(Excerpts from a figure dataset)
● ● ●
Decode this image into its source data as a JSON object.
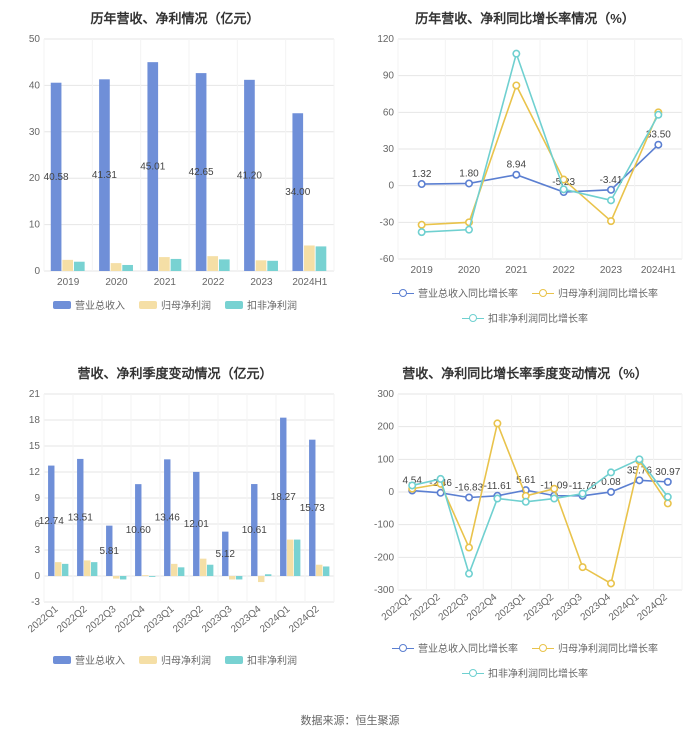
{
  "footer": "数据来源：恒生聚源",
  "colors": {
    "grid": "#e6e6e6",
    "axis_text": "#666666",
    "series_blue": "#6f8fd8",
    "series_cream": "#f5dfa6",
    "series_teal": "#78d2d2",
    "line_blue": "#5b7fd1",
    "line_yellow": "#e9c34b",
    "line_teal": "#6fd0d0",
    "bg": "#ffffff"
  },
  "chart1": {
    "title": "历年营收、净利情况（亿元）",
    "type": "bar",
    "categories": [
      "2019",
      "2020",
      "2021",
      "2022",
      "2023",
      "2024H1"
    ],
    "series": [
      {
        "name": "营业总收入",
        "color": "#6f8fd8",
        "values": [
          40.58,
          41.31,
          45.01,
          42.65,
          41.2,
          34.0
        ]
      },
      {
        "name": "归母净利润",
        "color": "#f5dfa6",
        "values": [
          2.4,
          1.7,
          3.0,
          3.2,
          2.3,
          5.5
        ]
      },
      {
        "name": "扣非净利润",
        "color": "#78d2d2",
        "values": [
          2.0,
          1.3,
          2.6,
          2.5,
          2.2,
          5.3
        ]
      }
    ],
    "ylim": [
      0,
      50
    ],
    "ystep": 10,
    "show_values_on": 0,
    "legend": [
      "营业总收入",
      "归母净利润",
      "扣非净利润"
    ]
  },
  "chart2": {
    "title": "历年营收、净利同比增长率情况（%）",
    "type": "line",
    "categories": [
      "2019",
      "2020",
      "2021",
      "2022",
      "2023",
      "2024H1"
    ],
    "series": [
      {
        "name": "营业总收入同比增长率",
        "color": "#5b7fd1",
        "values": [
          1.32,
          1.8,
          8.94,
          -5.23,
          -3.41,
          33.5
        ],
        "show_values": true
      },
      {
        "name": "归母净利润同比增长率",
        "color": "#e9c34b",
        "values": [
          -32,
          -30,
          82,
          5,
          -29,
          60
        ],
        "show_values": false
      },
      {
        "name": "扣非净利润同比增长率",
        "color": "#6fd0d0",
        "values": [
          -38,
          -36,
          108,
          -3,
          -12,
          58
        ],
        "show_values": false
      }
    ],
    "ylim": [
      -60,
      120
    ],
    "ystep": 30,
    "legend": [
      "营业总收入同比增长率",
      "归母净利润同比增长率",
      "扣非净利润同比增长率"
    ]
  },
  "chart3": {
    "title": "营收、净利季度变动情况（亿元）",
    "type": "bar",
    "categories": [
      "2022Q1",
      "2022Q2",
      "2022Q3",
      "2022Q4",
      "2023Q1",
      "2023Q2",
      "2023Q3",
      "2023Q4",
      "2024Q1",
      "2024Q2"
    ],
    "series": [
      {
        "name": "营业总收入",
        "color": "#6f8fd8",
        "values": [
          12.74,
          13.51,
          5.81,
          10.6,
          13.46,
          12.01,
          5.12,
          10.61,
          18.27,
          15.73
        ]
      },
      {
        "name": "归母净利润",
        "color": "#f5dfa6",
        "values": [
          1.6,
          1.8,
          -0.3,
          0.1,
          1.4,
          2.0,
          -0.4,
          -0.7,
          4.2,
          1.3
        ]
      },
      {
        "name": "扣非净利润",
        "color": "#78d2d2",
        "values": [
          1.4,
          1.6,
          -0.4,
          -0.1,
          1.0,
          1.3,
          -0.4,
          0.2,
          4.2,
          1.1
        ]
      }
    ],
    "ylim": [
      -3,
      21
    ],
    "ystep": 3,
    "show_values_on": 0,
    "rotate_x": true,
    "legend": [
      "营业总收入",
      "归母净利润",
      "扣非净利润"
    ]
  },
  "chart4": {
    "title": "营收、净利同比增长率季度变动情况（%）",
    "type": "line",
    "categories": [
      "2022Q1",
      "2022Q2",
      "2022Q3",
      "2022Q4",
      "2023Q1",
      "2023Q2",
      "2023Q3",
      "2023Q4",
      "2024Q1",
      "2024Q2"
    ],
    "series": [
      {
        "name": "营业总收入同比增长率",
        "color": "#5b7fd1",
        "values": [
          4.54,
          -2.46,
          -16.83,
          -11.61,
          5.61,
          -11.09,
          -11.76,
          0.08,
          35.76,
          30.97
        ],
        "show_values": true
      },
      {
        "name": "归母净利润同比增长率",
        "color": "#e9c34b",
        "values": [
          10,
          25,
          -170,
          210,
          -12,
          10,
          -230,
          -280,
          95,
          -35
        ],
        "show_values": false
      },
      {
        "name": "扣非净利润同比增长率",
        "color": "#6fd0d0",
        "values": [
          20,
          40,
          -250,
          -20,
          -30,
          -20,
          -5,
          60,
          100,
          -15
        ],
        "show_values": false
      }
    ],
    "ylim": [
      -300,
      300
    ],
    "ystep": 100,
    "rotate_x": true,
    "legend": [
      "营业总收入同比增长率",
      "归母净利润同比增长率",
      "扣非净利润同比增长率"
    ]
  }
}
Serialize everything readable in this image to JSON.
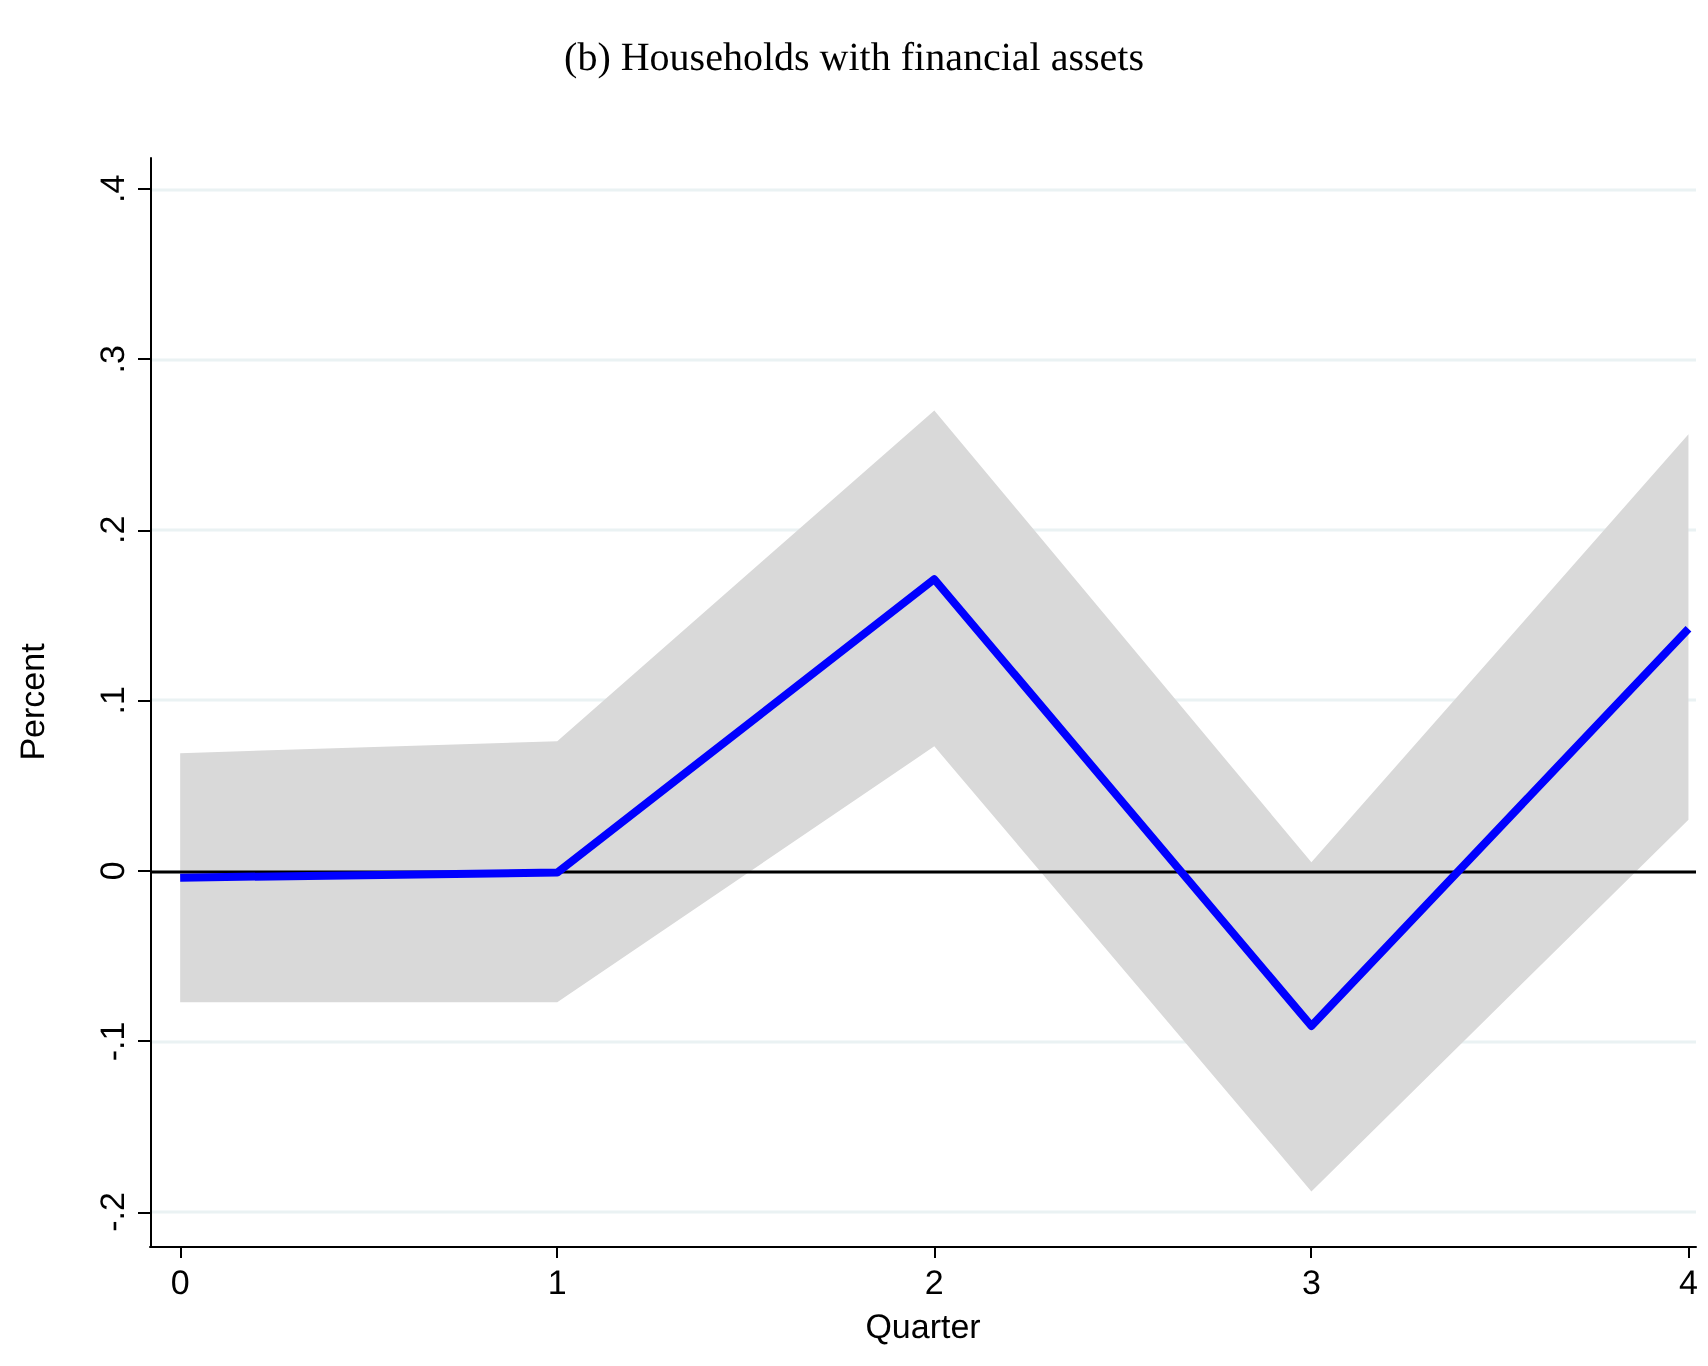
{
  "chart_data": {
    "type": "line",
    "title": "(b) Households with financial assets",
    "xlabel": "Quarter",
    "ylabel": "Percent",
    "x": [
      0,
      1,
      2,
      3,
      4
    ],
    "series": [
      {
        "color": "#0000ff",
        "values": [
          -0.004,
          -0.001,
          0.171,
          -0.091,
          0.142
        ],
        "lower": [
          -0.077,
          -0.077,
          0.073,
          -0.188,
          0.03
        ],
        "upper": [
          0.069,
          0.076,
          0.27,
          0.005,
          0.256
        ]
      }
    ],
    "xlim": [
      -0.08,
      4.02
    ],
    "xticks": [
      0,
      1,
      2,
      3,
      4
    ],
    "ylim": [
      -0.22,
      0.418
    ],
    "yticks": [
      {
        "value": -0.2,
        "label": "-.2"
      },
      {
        "value": -0.1,
        "label": "-.1"
      },
      {
        "value": 0,
        "label": "0"
      },
      {
        "value": 0.1,
        "label": ".1"
      },
      {
        "value": 0.2,
        "label": ".2"
      },
      {
        "value": 0.3,
        "label": ".3"
      },
      {
        "value": 0.4,
        "label": ".4"
      }
    ],
    "ref_lines": [
      {
        "axis": "y",
        "value": 0,
        "color": "#000000"
      }
    ],
    "grid": "y",
    "marker": "none",
    "line_style": "solid"
  }
}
● ● ●
:: EXERCISE OBJECTIVE ::
Strip out the images, then output the records above word for word.

:: RESPONSE TO THIS TASK ::
Decode this image into its source data as a JSON object.
{
  "footer": "数据来源：恒生聚源",
  "colors": {
    "grid": "#e6e6e6",
    "axis_text": "#666666",
    "series_blue": "#6f8fd8",
    "series_cream": "#f5dfa6",
    "series_teal": "#78d2d2",
    "line_blue": "#5b7fd1",
    "line_yellow": "#e9c34b",
    "line_teal": "#6fd0d0",
    "bg": "#ffffff"
  },
  "chart1": {
    "title": "历年营收、净利情况（亿元）",
    "type": "bar",
    "categories": [
      "2019",
      "2020",
      "2021",
      "2022",
      "2023",
      "2024H1"
    ],
    "series": [
      {
        "name": "营业总收入",
        "color": "#6f8fd8",
        "values": [
          40.58,
          41.31,
          45.01,
          42.65,
          41.2,
          34.0
        ]
      },
      {
        "name": "归母净利润",
        "color": "#f5dfa6",
        "values": [
          2.4,
          1.7,
          3.0,
          3.2,
          2.3,
          5.5
        ]
      },
      {
        "name": "扣非净利润",
        "color": "#78d2d2",
        "values": [
          2.0,
          1.3,
          2.6,
          2.5,
          2.2,
          5.3
        ]
      }
    ],
    "ylim": [
      0,
      50
    ],
    "ystep": 10,
    "show_values_on": 0,
    "legend": [
      "营业总收入",
      "归母净利润",
      "扣非净利润"
    ]
  },
  "chart2": {
    "title": "历年营收、净利同比增长率情况（%）",
    "type": "line",
    "categories": [
      "2019",
      "2020",
      "2021",
      "2022",
      "2023",
      "2024H1"
    ],
    "series": [
      {
        "name": "营业总收入同比增长率",
        "color": "#5b7fd1",
        "values": [
          1.32,
          1.8,
          8.94,
          -5.23,
          -3.41,
          33.5
        ],
        "show_values": true
      },
      {
        "name": "归母净利润同比增长率",
        "color": "#e9c34b",
        "values": [
          -32,
          -30,
          82,
          5,
          -29,
          60
        ],
        "show_values": false
      },
      {
        "name": "扣非净利润同比增长率",
        "color": "#6fd0d0",
        "values": [
          -38,
          -36,
          108,
          -3,
          -12,
          58
        ],
        "show_values": false
      }
    ],
    "ylim": [
      -60,
      120
    ],
    "ystep": 30,
    "legend": [
      "营业总收入同比增长率",
      "归母净利润同比增长率",
      "扣非净利润同比增长率"
    ]
  },
  "chart3": {
    "title": "营收、净利季度变动情况（亿元）",
    "type": "bar",
    "categories": [
      "2022Q1",
      "2022Q2",
      "2022Q3",
      "2022Q4",
      "2023Q1",
      "2023Q2",
      "2023Q3",
      "2023Q4",
      "2024Q1",
      "2024Q2"
    ],
    "series": [
      {
        "name": "营业总收入",
        "color": "#6f8fd8",
        "values": [
          12.74,
          13.51,
          5.81,
          10.6,
          13.46,
          12.01,
          5.12,
          10.61,
          18.27,
          15.73
        ]
      },
      {
        "name": "归母净利润",
        "color": "#f5dfa6",
        "values": [
          1.6,
          1.8,
          -0.3,
          0.1,
          1.4,
          2.0,
          -0.4,
          -0.7,
          4.2,
          1.3
        ]
      },
      {
        "name": "扣非净利润",
        "color": "#78d2d2",
        "values": [
          1.4,
          1.6,
          -0.4,
          -0.1,
          1.0,
          1.3,
          -0.4,
          0.2,
          4.2,
          1.1
        ]
      }
    ],
    "ylim": [
      -3,
      21
    ],
    "ystep": 3,
    "show_values_on": 0,
    "rotate_x": true,
    "legend": [
      "营业总收入",
      "归母净利润",
      "扣非净利润"
    ]
  },
  "chart4": {
    "title": "营收、净利同比增长率季度变动情况（%）",
    "type": "line",
    "categories": [
      "2022Q1",
      "2022Q2",
      "2022Q3",
      "2022Q4",
      "2023Q1",
      "2023Q2",
      "2023Q3",
      "2023Q4",
      "2024Q1",
      "2024Q2"
    ],
    "series": [
      {
        "name": "营业总收入同比增长率",
        "color": "#5b7fd1",
        "values": [
          4.54,
          -2.46,
          -16.83,
          -11.61,
          5.61,
          -11.09,
          -11.76,
          0.08,
          35.76,
          30.97
        ],
        "show_values": true
      },
      {
        "name": "归母净利润同比增长率",
        "color": "#e9c34b",
        "values": [
          10,
          25,
          -170,
          210,
          -12,
          10,
          -230,
          -280,
          95,
          -35
        ],
        "show_values": false
      },
      {
        "name": "扣非净利润同比增长率",
        "color": "#6fd0d0",
        "values": [
          20,
          40,
          -250,
          -20,
          -30,
          -20,
          -5,
          60,
          100,
          -15
        ],
        "show_values": false
      }
    ],
    "ylim": [
      -300,
      300
    ],
    "ystep": 100,
    "rotate_x": true,
    "legend": [
      "营业总收入同比增长率",
      "归母净利润同比增长率",
      "扣非净利润同比增长率"
    ]
  }
}
Serialize everything readable in this image to JSON.
{
  "chart_data": {
    "type": "line",
    "title": "(b) Households with financial assets",
    "xlabel": "Quarter",
    "ylabel": "Percent",
    "x": [
      0,
      1,
      2,
      3,
      4
    ],
    "series": [
      {
        "color": "#0000ff",
        "values": [
          -0.004,
          -0.001,
          0.171,
          -0.091,
          0.142
        ],
        "lower": [
          -0.077,
          -0.077,
          0.073,
          -0.188,
          0.03
        ],
        "upper": [
          0.069,
          0.076,
          0.27,
          0.005,
          0.256
        ]
      }
    ],
    "xlim": [
      -0.08,
      4.02
    ],
    "xticks": [
      0,
      1,
      2,
      3,
      4
    ],
    "ylim": [
      -0.22,
      0.418
    ],
    "yticks": [
      {
        "value": -0.2,
        "label": "-.2"
      },
      {
        "value": -0.1,
        "label": "-.1"
      },
      {
        "value": 0,
        "label": "0"
      },
      {
        "value": 0.1,
        "label": ".1"
      },
      {
        "value": 0.2,
        "label": ".2"
      },
      {
        "value": 0.3,
        "label": ".3"
      },
      {
        "value": 0.4,
        "label": ".4"
      }
    ],
    "ref_lines": [
      {
        "axis": "y",
        "value": 0,
        "color": "#000000"
      }
    ],
    "grid": "y",
    "marker": "none",
    "line_style": "solid"
  }
}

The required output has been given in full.